● Task goal
The answer should be a single number: how many lines of the entries below hold the word "document".

Data records:
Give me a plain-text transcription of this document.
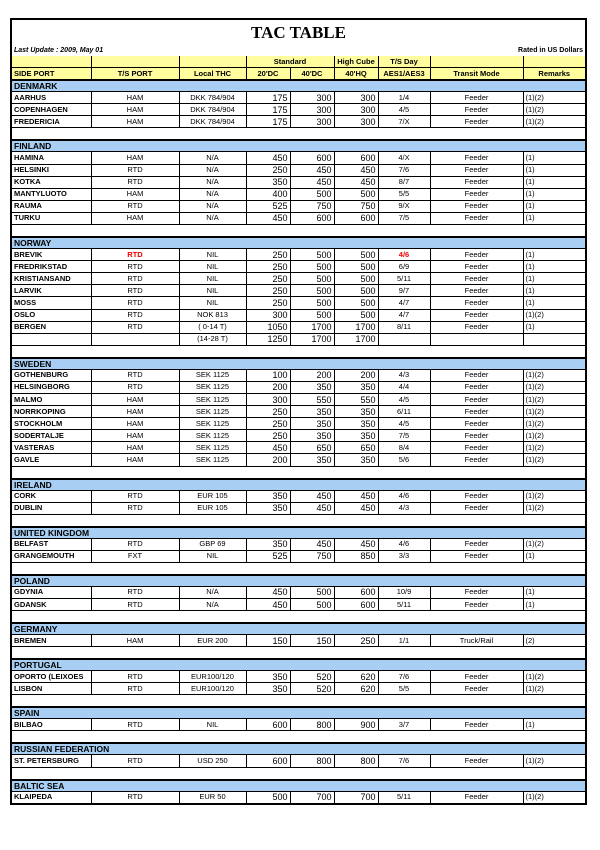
TAC TABLE
Last Update : 2009, May 01	Rated in US Dollars
			Standard		High Cube	T/S Day		
SIDE PORT	T/S PORT	Local THC	20'DC	40'DC	40'HQ	AES1/AES3	Transit Mode	Remarks
DENMARK								
AARHUS	HAM	DKK 784/904	175	300	300	1/4	Feeder	(1)(2)
COPENHAGEN	HAM	DKK 784/904	175	300	300	4/5	Feeder	(1)(2)
FREDERICIA	HAM	DKK 784/904	175	300	300	7/X	Feeder	(1)(2)

FINLAND								
HAMINA	HAM	N/A	450	600	600	4/X	Feeder	(1)
HELSINKI	RTD	N/A	250	450	450	7/6	Feeder	(1)
KOTKA	RTD	N/A	350	450	450	8/7	Feeder	(1)
MANTYLUOTO	HAM	N/A	400	500	500	5/5	Feeder	(1)
RAUMA	RTD	N/A	525	750	750	9/X	Feeder	(1)
TURKU	HAM	N/A	450	600	600	7/5	Feeder	(1)

NORWAY								
BREVIK	RTD	NIL	250	500	500	4/6	Feeder	(1)
FREDRIKSTAD	RTD	NIL	250	500	500	6/9	Feeder	(1)
KRISTIANSAND	RTD	NIL	250	500	500	5/11	Feeder	(1)
LARVIK	RTD	NIL	250	500	500	9/7	Feeder	(1)
MOSS	RTD	NIL	250	500	500	4/7	Feeder	(1)
OSLO	RTD	NOK 813	300	500	500	4/7	Feeder	(1)(2)
BERGEN	RTD	( 0-14 T)	1050	1700	1700	8/11	Feeder	(1)
		(14-28 T)	1250	1700	1700			

SWEDEN								
GOTHENBURG	RTD	SEK 1125	100	200	200	4/3	Feeder	(1)(2)
HELSINGBORG	RTD	SEK 1125	200	350	350	4/4	Feeder	(1)(2)
MALMO	HAM	SEK 1125	300	550	550	4/5	Feeder	(1)(2)
NORRKOPING	HAM	SEK 1125	250	350	350	6/11	Feeder	(1)(2)
STOCKHOLM	HAM	SEK 1125	250	350	350	4/5	Feeder	(1)(2)
SODERTALJE	HAM	SEK 1125	250	350	350	7/5	Feeder	(1)(2)
VASTERAS	HAM	SEK 1125	450	650	650	8/4	Feeder	(1)(2)
GAVLE	HAM	SEK 1125	200	350	350	5/6	Feeder	(1)(2)

IRELAND								
CORK	RTD	EUR 105	350	450	450	4/6	Feeder	(1)(2)
DUBLIN	RTD	EUR 105	350	450	450	4/3	Feeder	(1)(2)

UNITED KINGDOM								
BELFAST	RTD	GBP 69	350	450	450	4/6	Feeder	(1)(2)
GRANGEMOUTH	FXT	NIL	525	750	850	3/3	Feeder	(1)

POLAND								
GDYNIA	RTD	N/A	450	500	600	10/9	Feeder	(1)
GDANSK	RTD	N/A	450	500	600	5/11	Feeder	(1)

GERMANY								
BREMEN	HAM	EUR 200	150	150	250	1/1	Truck/Rail	(2)

PORTUGAL								
OPORTO (LEIXOES	RTD	EUR100/120	350	520	620	7/6	Feeder	(1)(2)
LISBON	RTD	EUR100/120	350	520	620	5/5	Feeder	(1)(2)

SPAIN								
BILBAO	RTD	NIL	600	800	900	3/7	Feeder	(1)

RUSSIAN FEDERATION								
ST. PETERSBURG	RTD	USD 250	600	800	800	7/6	Feeder	(1)(2)

BALTIC SEA								
KLAIPEDA	RTD	EUR 50	500	700	700	5/11	Feeder	(1)(2)
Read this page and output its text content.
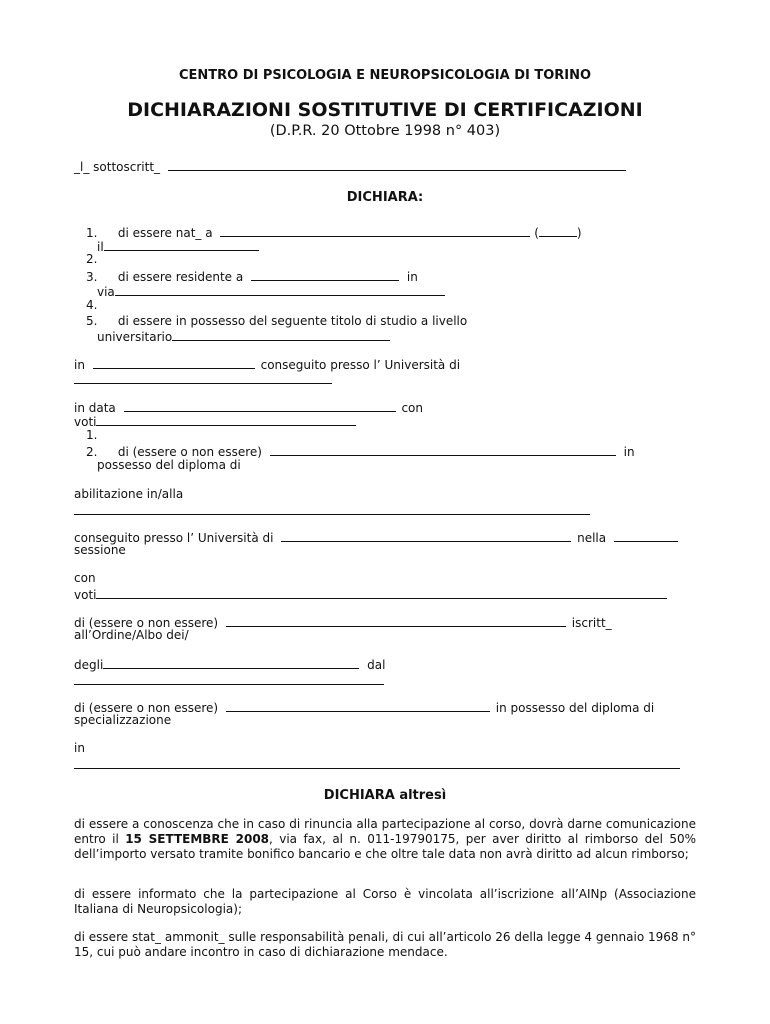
CENTRO DI PSICOLOGIA E NEUROPSICOLOGIA DI TORINO
DICHIARAZIONI SOSTITUTIVE DI CERTIFICAZIONI
(D.P.R. 20 Ottobre 1998 n° 403)
_l_ sottoscritt_
DICHIARA:
1. di essere nat_ a	(	)
il
2.
3. di essere residente a	in
via
4.
5. di essere in possesso del seguente titolo di studio a livello
universitario
in	conseguito presso l’ Università di
in data	con
voti
1.
2. di (essere o non essere)	in
possesso del diploma di
abilitazione in/alla
conseguito presso l’ Università di	nella
sessione
con
voti
di (essere o non essere)	iscritt_
all’Ordine/Albo dei/
degli	dal
di (essere o non essere)	in possesso del diploma di
specializzazione
in
DICHIARA altresì
di essere a conoscenza che in caso di rinuncia alla partecipazione al corso, dovrà darne comunicazione entro il 15 SETTEMBRE 2008, via fax, al n. 011-19790175, per aver diritto al rimborso del 50% dell’importo versato tramite bonifico bancario e che oltre tale data non avrà diritto ad alcun rimborso;
di essere informato che la partecipazione al Corso è vincolata all’iscrizione all’AINp (Associazione Italiana di Neuropsicologia);
di essere stat_ ammonit_ sulle responsabilità penali, di cui all’articolo 26 della legge 4 gennaio 1968 n° 15, cui può andare incontro in caso di dichiarazione mendace.
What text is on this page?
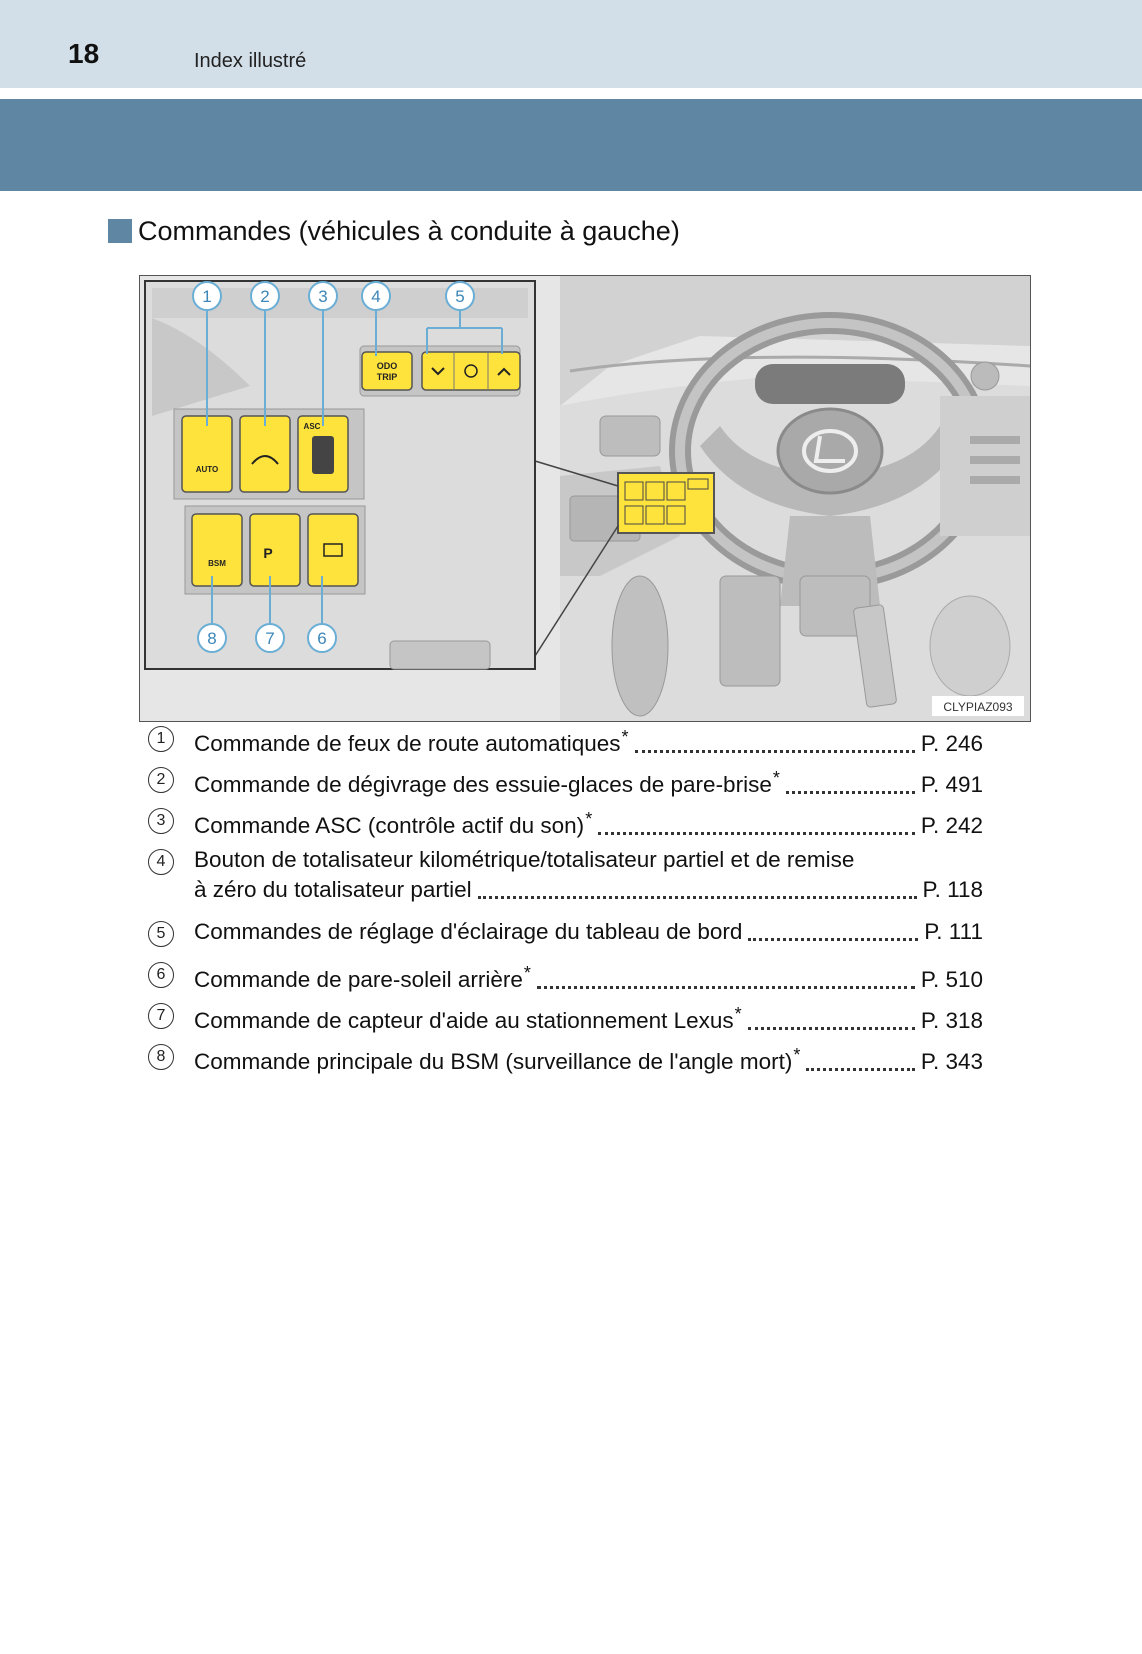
18	Index illustré
Commandes (véhicules à conduite à gauche)
ODO
TRIP
AUTO
ASC
BSM
P
1	2	3	4	5
6
7
8
CLYPIAZ093
1	Commande de feux de route automatiques*	P. 246
2	Commande de dégivrage des essuie-glaces de pare-brise*	P. 491
3	Commande ASC (contrôle actif du son)*	P. 242
4	Bouton de totalisateur kilométrique/totalisateur partiel et de remise
à zéro du totalisateur partiel	P. 118
5	Commandes de réglage d'éclairage du tableau de bord	P. 111
6	Commande de pare-soleil arrière*	P. 510
7	Commande de capteur d'aide au stationnement Lexus*	P. 318
8	Commande principale du BSM (surveillance de l'angle mort)*	P. 343
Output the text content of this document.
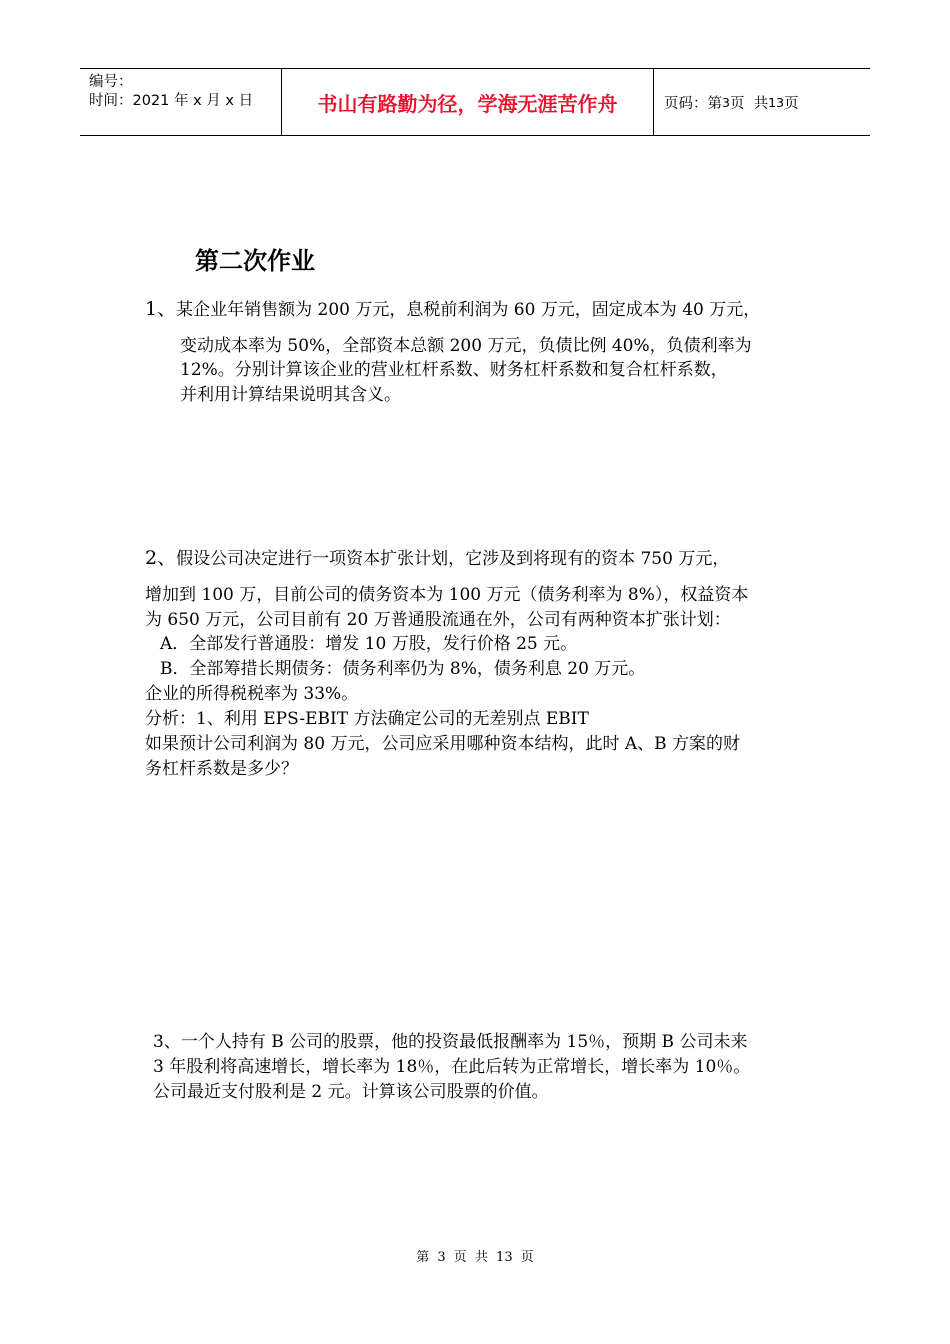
编号：
时间：2021 年 x 月 x 日	书山有路勤为径，学海无涯苦作舟	页码：第 3 页  共 13 页
第二次作业
1、某企业年销售额为 200 万元，息税前利润为 60 万元，固定成本为 40 万元，
变动成本率为 50%，全部资本总额 200 万元，负债比例 40%，负债利率为
12%。分别计算该企业的营业杠杆系数、财务杠杆系数和复合杠杆系数，
并利用计算结果说明其含义。
2、假设公司决定进行一项资本扩张计划，它涉及到将现有的资本 750 万元，
增加到 100 万，目前公司的债务资本为 100 万元（债务利率为 8%），权益资本
为 650 万元，公司目前有 20 万普通股流通在外，公司有两种资本扩张计划：
A．全部发行普通股：增发 10 万股，发行价格 25 元。
B．全部筹措长期债务：债务利率仍为 8%，债务利息 20 万元。
企业的所得税税率为 33%。
分析：1、利用 EPS-EBIT 方法确定公司的无差别点 EBIT
如果预计公司利润为 80 万元，公司应采用哪种资本结构，此时 A、B 方案的财
务杠杆系数是多少？
3、一个人持有 B 公司的股票，他的投资最低报酬率为 15％，预期 B 公司未来
3 年股利将高速增长，增长率为 18％，在此后转为正常增长，增长率为 10％。
公司最近支付股利是 2 元。计算该公司股票的价值。
第 3 页 共 13 页
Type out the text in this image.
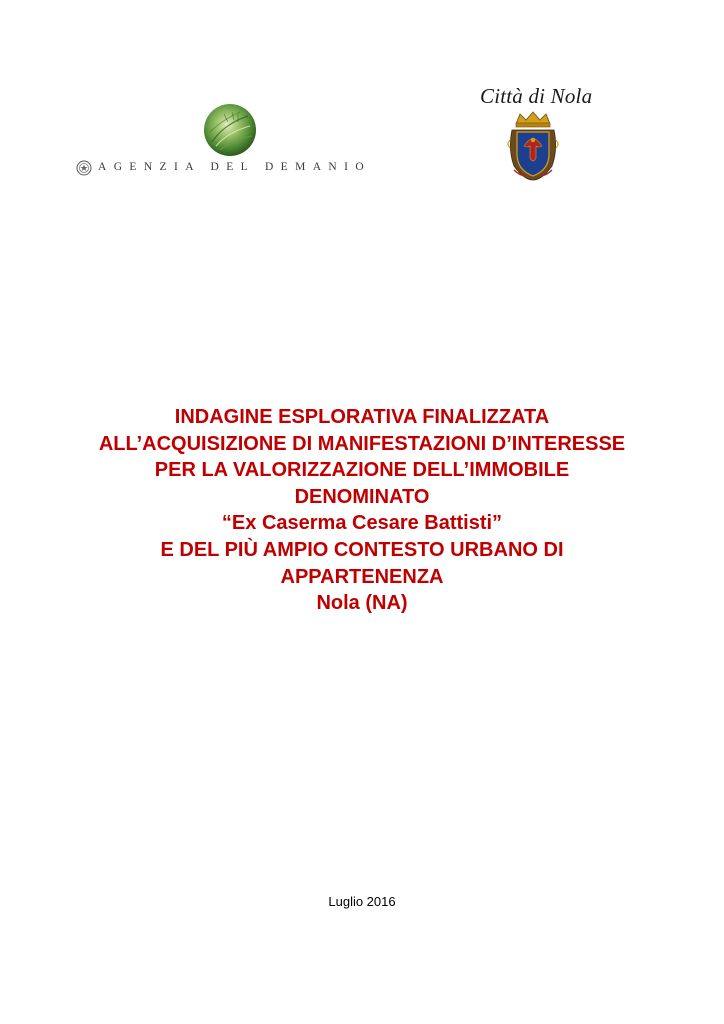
AGENZIA DEL DEMANIO
Città di Nola
INDAGINE ESPLORATIVA FINALIZZATA
ALL’ACQUISIZIONE DI MANIFESTAZIONI D’INTERESSE
PER LA VALORIZZAZIONE DELL’IMMOBILE
DENOMINATO
“Ex Caserma Cesare Battisti”
E DEL PIÙ AMPIO CONTESTO URBANO DI
APPARTENENZA
Nola (NA)
Luglio 2016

● Task output
2